Texte:
====
ELLE.- Alors, pourquoi viviez-vous surtout en Occident?

L'AGA KHAN.- En partie, pour être en contact avec les conceptions modernes et espérer les appliquer aux pays en voie de développement: voyager à travers l'Occident me permet de me tenir au courant du progrès et aussi d'échapper à une position politique locale.

ELLE.- Il est sans doute malaisé de mener de front la religion musulmane et l'industrialisation ismailie. Comment faire marcher les usines, par exemple, au rythme de la production atomique, alors que les Musulmans doivent prier cinq fois par jour et respecter le Ramadan?
====
Données affichées:
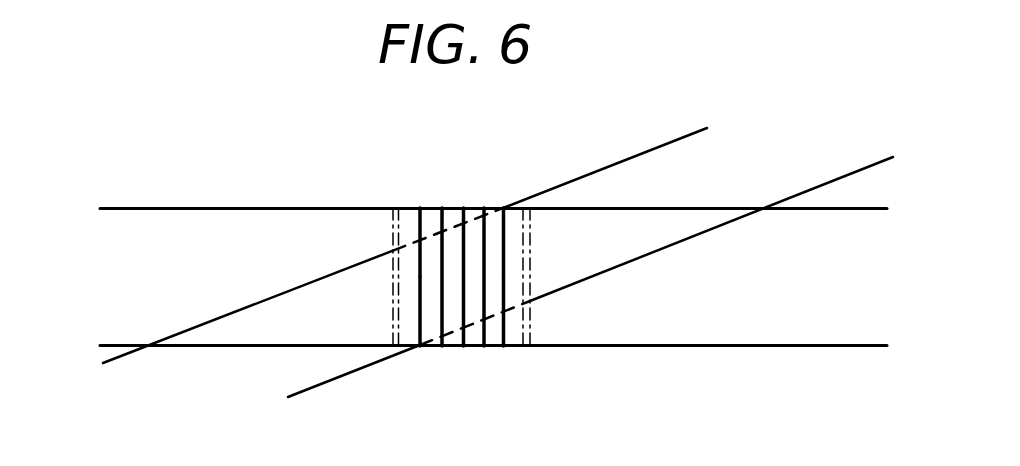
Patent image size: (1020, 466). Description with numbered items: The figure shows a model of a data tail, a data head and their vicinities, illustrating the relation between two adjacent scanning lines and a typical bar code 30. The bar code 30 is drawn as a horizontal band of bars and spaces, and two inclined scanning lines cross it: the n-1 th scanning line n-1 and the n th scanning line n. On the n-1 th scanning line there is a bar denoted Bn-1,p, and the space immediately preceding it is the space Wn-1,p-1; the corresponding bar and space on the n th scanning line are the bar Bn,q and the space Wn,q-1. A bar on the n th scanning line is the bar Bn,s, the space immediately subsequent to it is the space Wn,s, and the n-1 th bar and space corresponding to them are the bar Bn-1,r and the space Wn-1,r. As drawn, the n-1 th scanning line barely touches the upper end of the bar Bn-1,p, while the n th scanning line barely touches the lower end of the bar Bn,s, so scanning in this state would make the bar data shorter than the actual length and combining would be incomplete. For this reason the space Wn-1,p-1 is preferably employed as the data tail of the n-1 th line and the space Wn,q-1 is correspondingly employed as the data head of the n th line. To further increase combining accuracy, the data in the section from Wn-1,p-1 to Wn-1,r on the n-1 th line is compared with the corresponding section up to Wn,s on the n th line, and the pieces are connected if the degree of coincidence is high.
====
Problème posé 1:
Répondez à ces questions sur l'entretien avec l'Aga Khan, en marquant les réponses de la même façon :
(a) Pour quelle raison, en partie, l'Aga Khan vivait-il surtout en Occident ?
(b) Que lui permet le fait de voyager à travers l'Occident ?
(c) Combien de fois par jour les Musulmans doivent-ils prier, selon la question de ELLE ?
Problème posé 2: Dans l'entretien avec l'Aga Khan, récrivez sous forme de liste le paragraphe commençant par « En partie, pour être en contact », en conservant ses faits principaux.
Problème posé 3: Reprenez l'entretien avec l'Aga Khan à partir de sa dernière phrase.

Résultat obtenu 1:
(a) Pour être en contact avec les conceptions modernes et espérer les appliquer aux pays en voie de développement.
(b) Se tenir au courant du progrès et échapper à une position politique locale.
(c) Cinq fois par jour.

Résultat obtenu 2:
- Il vivait surtout en Occident, en partie pour rester en contact avec les conceptions modernes.
- Il espère appliquer ces conceptions aux pays en voie de développement.
- Voyager à travers l'Occident lui permet de se tenir au courant du progrès.
- Cela lui permet aussi d'échapper à une position politique locale.

Résultat obtenu 3:
L'AGA KHAN.- Il y a des problèmes pratiques, c'est certain. Ce ne sont pas les plus faciles à résoudre. Le développement de l'économie ismailie est lié à des conceptions occidentales qui ne sont pas les nôtres. Mais l'Imam a le droit de décider sur beaucoup de questions pratiques. Quand une communauté musulmane n'a pas d'Imam, l'Etat peut décréter que les usines ne doivent pas s'arrêter cinq fois par jour ou que le Ramadan ne doit pas ralentir le rendement. Dans quelle mesure peut-on adapter nos conceptions à celles de l'Occident, est un travail délicat de tous les jours. Jusqu'à présent je crois que nous avons réussi à garder une formation d'esprit tout à fait musulmane, avec une pratique de la religion active et positive, en conservant une expansion matérielle qui est loin d'être négligeable.

ELLE.- C'est votre grand-père qui a permis que le port du voile ne soit plus obligatoire. Etait-ce une mesure révolutionnaire quand il l'a fait?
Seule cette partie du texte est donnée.